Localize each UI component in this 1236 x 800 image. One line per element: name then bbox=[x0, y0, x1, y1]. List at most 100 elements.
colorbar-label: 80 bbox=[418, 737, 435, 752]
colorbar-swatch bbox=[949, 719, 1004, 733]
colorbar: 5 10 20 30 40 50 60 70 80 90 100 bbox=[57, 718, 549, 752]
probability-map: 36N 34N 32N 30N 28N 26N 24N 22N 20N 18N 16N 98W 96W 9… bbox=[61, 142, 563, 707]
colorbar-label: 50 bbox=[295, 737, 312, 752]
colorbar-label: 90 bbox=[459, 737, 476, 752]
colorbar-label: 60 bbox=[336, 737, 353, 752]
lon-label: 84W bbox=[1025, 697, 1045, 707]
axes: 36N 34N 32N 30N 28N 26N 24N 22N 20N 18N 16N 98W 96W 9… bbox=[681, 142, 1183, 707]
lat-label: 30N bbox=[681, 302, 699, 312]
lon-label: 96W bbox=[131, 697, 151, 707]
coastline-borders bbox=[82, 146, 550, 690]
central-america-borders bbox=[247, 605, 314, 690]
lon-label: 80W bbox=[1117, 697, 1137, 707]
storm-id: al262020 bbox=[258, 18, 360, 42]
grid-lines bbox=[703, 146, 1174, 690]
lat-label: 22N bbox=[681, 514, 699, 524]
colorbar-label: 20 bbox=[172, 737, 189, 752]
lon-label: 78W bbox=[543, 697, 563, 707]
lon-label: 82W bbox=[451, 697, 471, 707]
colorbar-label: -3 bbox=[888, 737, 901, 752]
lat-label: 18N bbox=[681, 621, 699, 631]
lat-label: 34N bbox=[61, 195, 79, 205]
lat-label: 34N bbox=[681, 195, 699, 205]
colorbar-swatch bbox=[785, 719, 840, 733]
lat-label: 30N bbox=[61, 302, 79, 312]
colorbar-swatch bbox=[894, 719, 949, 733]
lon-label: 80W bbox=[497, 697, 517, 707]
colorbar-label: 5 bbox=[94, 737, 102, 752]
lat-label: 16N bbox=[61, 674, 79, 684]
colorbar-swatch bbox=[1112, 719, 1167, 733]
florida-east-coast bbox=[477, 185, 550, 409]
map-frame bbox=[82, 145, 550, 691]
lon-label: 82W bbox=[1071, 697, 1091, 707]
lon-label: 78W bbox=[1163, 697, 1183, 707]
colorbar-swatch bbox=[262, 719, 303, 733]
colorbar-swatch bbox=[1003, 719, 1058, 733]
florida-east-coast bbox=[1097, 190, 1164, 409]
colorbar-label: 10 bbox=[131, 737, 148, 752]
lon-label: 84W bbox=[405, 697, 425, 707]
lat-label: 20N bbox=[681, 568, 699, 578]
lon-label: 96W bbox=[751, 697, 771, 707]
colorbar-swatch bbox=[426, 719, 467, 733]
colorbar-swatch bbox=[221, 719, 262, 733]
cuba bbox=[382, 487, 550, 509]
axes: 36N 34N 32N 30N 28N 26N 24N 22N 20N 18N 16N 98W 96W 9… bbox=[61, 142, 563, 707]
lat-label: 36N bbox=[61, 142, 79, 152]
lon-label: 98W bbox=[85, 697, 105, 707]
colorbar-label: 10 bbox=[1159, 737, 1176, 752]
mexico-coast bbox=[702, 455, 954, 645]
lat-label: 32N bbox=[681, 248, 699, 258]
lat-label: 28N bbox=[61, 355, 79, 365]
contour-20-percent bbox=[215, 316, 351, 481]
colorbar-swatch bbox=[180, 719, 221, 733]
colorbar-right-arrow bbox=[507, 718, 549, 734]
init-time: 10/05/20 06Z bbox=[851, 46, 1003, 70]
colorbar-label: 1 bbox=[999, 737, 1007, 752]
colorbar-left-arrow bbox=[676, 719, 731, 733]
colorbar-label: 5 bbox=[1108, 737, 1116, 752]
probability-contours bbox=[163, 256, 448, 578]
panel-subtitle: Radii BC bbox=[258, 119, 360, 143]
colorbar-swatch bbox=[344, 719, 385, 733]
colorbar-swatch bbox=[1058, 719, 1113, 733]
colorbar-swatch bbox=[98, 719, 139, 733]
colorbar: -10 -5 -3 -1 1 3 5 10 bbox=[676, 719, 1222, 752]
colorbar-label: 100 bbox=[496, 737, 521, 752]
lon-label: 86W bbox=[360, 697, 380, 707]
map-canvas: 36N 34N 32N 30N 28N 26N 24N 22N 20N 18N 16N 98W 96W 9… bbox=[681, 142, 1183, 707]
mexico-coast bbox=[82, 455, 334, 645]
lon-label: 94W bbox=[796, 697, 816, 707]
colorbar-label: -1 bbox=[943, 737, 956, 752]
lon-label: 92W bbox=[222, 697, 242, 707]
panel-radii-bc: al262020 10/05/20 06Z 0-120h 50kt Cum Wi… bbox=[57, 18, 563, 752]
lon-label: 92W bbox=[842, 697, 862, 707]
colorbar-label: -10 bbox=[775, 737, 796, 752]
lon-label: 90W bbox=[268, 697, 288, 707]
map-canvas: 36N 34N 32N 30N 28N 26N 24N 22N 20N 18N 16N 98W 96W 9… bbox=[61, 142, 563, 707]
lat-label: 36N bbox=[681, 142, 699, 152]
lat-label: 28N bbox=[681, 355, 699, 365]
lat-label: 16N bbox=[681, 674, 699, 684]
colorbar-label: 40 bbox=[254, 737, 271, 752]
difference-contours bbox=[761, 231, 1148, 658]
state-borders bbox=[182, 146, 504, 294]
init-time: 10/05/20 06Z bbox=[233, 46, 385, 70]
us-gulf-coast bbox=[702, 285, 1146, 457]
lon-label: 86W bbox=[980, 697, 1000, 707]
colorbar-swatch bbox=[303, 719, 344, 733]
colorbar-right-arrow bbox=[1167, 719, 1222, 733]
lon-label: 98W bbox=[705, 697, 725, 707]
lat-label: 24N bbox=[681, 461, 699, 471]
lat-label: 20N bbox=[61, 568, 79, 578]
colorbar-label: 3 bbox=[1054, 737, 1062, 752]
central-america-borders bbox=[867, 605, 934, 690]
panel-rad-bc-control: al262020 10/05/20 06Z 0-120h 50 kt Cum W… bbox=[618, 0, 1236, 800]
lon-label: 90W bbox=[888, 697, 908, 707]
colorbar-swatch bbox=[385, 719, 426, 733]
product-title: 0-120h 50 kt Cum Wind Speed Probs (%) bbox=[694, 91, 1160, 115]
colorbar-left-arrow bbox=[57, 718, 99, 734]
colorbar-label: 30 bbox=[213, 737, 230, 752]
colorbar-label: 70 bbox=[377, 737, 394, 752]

---

#### GIVEN INSTRUCTION:
Render the data from its first line through the line holding "colorbar-label: -3 bbox=[888, 737, 901, 752]", inclusive, as a Markdown table with the columns Row and Data line, one row per line and blank lines omitted.

#### TASK RESPONSE:
| Row | Data line |
|---|---|
| 1 | Localize each UI component in this 1236 x 800 image. One line per element: name then bbox=[x0, y0, x1, y1]. List at most 100 elements. |
| 2 | colorbar-label: 80 bbox=[418, 737, 435, 752] |
| 3 | colorbar-swatch bbox=[949, 719, 1004, 733] |
| 4 | colorbar: 5 10 20 30 40 50 60 70 80 90 100 bbox=[57, 718, 549, 752] |
| 5 | probability-map: 36N 34N 32N 30N 28N 26N 24N 22N 20N 18N 16N 98W 96W 9… bbox=[61, 142, 563, 707] |
| 6 | colorbar-label: 50 bbox=[295, 737, 312, 752] |
| 7 | colorbar-label: 90 bbox=[459, 737, 476, 752] |
| 8 | colorbar-label: 60 bbox=[336, 737, 353, 752] |
| 9 | lon-label: 84W bbox=[1025, 697, 1045, 707] |
| 10 | axes: 36N 34N 32N 30N 28N 26N 24N 22N 20N 18N 16N 98W 96W 9… bbox=[681, 142, 1183, 707] |
| 11 | lat-label: 30N bbox=[681, 302, 699, 312] |
| 12 | lon-label: 96W bbox=[131, 697, 151, 707] |
| 13 | coastline-borders bbox=[82, 146, 550, 690] |
| 14 | central-america-borders bbox=[247, 605, 314, 690] |
| 15 | lon-label: 80W bbox=[1117, 697, 1137, 707] |
| 16 | storm-id: al262020 bbox=[258, 18, 360, 42] |
| 17 | grid-lines bbox=[703, 146, 1174, 690] |
| 18 | lat-label: 22N bbox=[681, 514, 699, 524] |
| 19 | colorbar-label: 20 bbox=[172, 737, 189, 752] |
| 20 | lon-label: 78W bbox=[543, 697, 563, 707] |
| 21 | lon-label: 82W bbox=[451, 697, 471, 707] |
| 22 | colorbar-label: -3 bbox=[888, 737, 901, 752] |